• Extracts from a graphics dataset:
↓↓↓

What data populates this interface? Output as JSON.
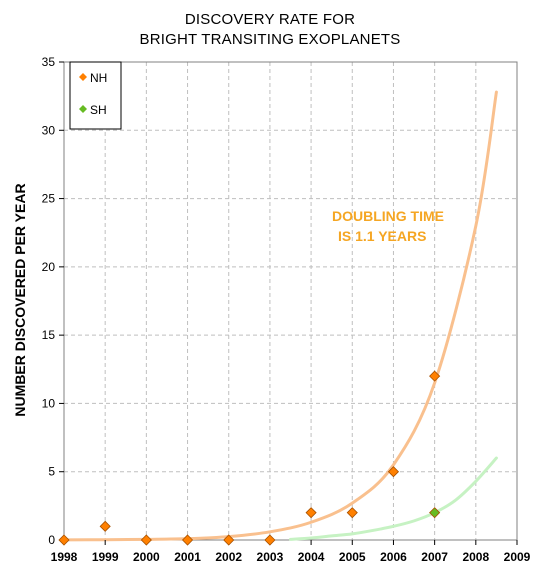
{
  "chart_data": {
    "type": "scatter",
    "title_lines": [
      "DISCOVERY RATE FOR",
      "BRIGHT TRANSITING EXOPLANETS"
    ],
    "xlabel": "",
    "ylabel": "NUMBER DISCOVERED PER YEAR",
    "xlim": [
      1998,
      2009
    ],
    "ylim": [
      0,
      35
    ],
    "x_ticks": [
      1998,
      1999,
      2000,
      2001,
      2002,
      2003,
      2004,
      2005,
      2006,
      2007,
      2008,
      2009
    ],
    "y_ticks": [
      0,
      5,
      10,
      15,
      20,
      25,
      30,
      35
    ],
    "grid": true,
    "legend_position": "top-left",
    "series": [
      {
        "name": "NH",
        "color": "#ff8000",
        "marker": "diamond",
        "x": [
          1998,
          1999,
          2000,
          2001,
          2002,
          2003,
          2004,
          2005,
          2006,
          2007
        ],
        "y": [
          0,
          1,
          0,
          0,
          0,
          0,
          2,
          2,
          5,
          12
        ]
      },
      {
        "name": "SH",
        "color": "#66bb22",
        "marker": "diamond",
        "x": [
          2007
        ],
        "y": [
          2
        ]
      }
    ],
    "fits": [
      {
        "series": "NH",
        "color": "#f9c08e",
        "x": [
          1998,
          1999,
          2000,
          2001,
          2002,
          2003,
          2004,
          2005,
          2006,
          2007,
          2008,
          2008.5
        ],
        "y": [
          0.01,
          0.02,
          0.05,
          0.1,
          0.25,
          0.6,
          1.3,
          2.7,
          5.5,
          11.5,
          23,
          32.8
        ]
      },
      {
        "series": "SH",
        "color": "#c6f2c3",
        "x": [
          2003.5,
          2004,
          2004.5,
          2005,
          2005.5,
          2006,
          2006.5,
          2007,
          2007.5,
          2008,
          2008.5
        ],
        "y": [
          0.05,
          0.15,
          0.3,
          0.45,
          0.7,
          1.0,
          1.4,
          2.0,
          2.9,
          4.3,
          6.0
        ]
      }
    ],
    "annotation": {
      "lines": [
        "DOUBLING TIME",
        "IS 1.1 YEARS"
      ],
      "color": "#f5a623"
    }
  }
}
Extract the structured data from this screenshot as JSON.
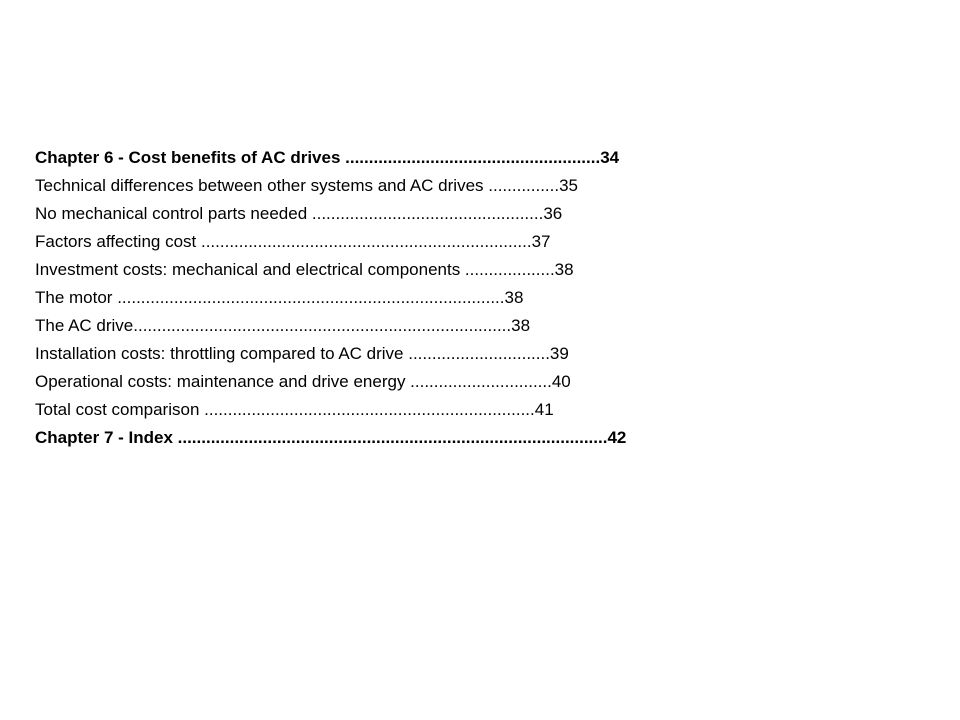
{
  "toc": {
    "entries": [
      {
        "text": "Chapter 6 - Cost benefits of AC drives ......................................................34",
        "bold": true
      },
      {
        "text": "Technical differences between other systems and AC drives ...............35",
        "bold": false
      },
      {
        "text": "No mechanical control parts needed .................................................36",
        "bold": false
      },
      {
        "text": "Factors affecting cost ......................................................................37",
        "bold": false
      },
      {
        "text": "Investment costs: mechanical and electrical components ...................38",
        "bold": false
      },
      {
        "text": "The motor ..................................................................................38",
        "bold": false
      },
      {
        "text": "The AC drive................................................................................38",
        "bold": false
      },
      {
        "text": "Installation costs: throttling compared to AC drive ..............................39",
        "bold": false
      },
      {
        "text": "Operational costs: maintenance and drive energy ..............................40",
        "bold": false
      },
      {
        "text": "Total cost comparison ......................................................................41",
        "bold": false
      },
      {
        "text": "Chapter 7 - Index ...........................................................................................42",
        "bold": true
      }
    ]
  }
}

↑↑↑
↓↓↓

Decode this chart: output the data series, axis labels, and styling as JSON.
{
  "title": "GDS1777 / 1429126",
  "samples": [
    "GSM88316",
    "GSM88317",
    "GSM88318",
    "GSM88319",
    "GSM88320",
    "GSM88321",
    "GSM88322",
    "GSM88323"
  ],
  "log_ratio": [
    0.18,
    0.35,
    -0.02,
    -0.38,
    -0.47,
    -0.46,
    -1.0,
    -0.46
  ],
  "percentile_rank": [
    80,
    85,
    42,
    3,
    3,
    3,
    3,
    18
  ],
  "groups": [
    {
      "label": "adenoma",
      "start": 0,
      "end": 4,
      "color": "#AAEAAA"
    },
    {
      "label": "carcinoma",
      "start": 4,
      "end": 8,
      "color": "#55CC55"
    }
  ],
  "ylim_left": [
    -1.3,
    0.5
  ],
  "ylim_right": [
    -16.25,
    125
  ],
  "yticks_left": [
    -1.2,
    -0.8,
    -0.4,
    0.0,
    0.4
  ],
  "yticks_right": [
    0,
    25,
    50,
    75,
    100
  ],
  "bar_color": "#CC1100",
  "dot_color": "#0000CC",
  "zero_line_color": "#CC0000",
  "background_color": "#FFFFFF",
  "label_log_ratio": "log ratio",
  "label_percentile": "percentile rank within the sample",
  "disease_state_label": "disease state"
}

↑↑↑
↓↓↓

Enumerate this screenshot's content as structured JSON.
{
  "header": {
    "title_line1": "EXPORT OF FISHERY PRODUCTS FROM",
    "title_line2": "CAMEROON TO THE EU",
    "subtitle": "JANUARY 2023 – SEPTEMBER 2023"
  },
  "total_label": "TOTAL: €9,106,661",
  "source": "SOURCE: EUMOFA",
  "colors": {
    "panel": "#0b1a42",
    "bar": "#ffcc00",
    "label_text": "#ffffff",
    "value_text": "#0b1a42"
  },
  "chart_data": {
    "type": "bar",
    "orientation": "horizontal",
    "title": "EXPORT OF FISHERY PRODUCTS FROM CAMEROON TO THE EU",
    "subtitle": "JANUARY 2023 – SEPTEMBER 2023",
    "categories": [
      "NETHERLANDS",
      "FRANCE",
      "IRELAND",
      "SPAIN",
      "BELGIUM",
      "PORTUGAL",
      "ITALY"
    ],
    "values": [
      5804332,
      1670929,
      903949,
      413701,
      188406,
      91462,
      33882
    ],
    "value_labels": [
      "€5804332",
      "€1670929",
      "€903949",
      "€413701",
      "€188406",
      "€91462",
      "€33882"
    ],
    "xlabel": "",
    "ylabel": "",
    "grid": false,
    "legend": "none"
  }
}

↑↑↑

Locate the word "Chapter" in the records above, and return each line that has it.

• Solution to this exercise:
        "text": "Chapter 6 - Cost benefits of AC drives ......................................................34",
        "text": "Chapter 7 - Index ...........................................................................................42",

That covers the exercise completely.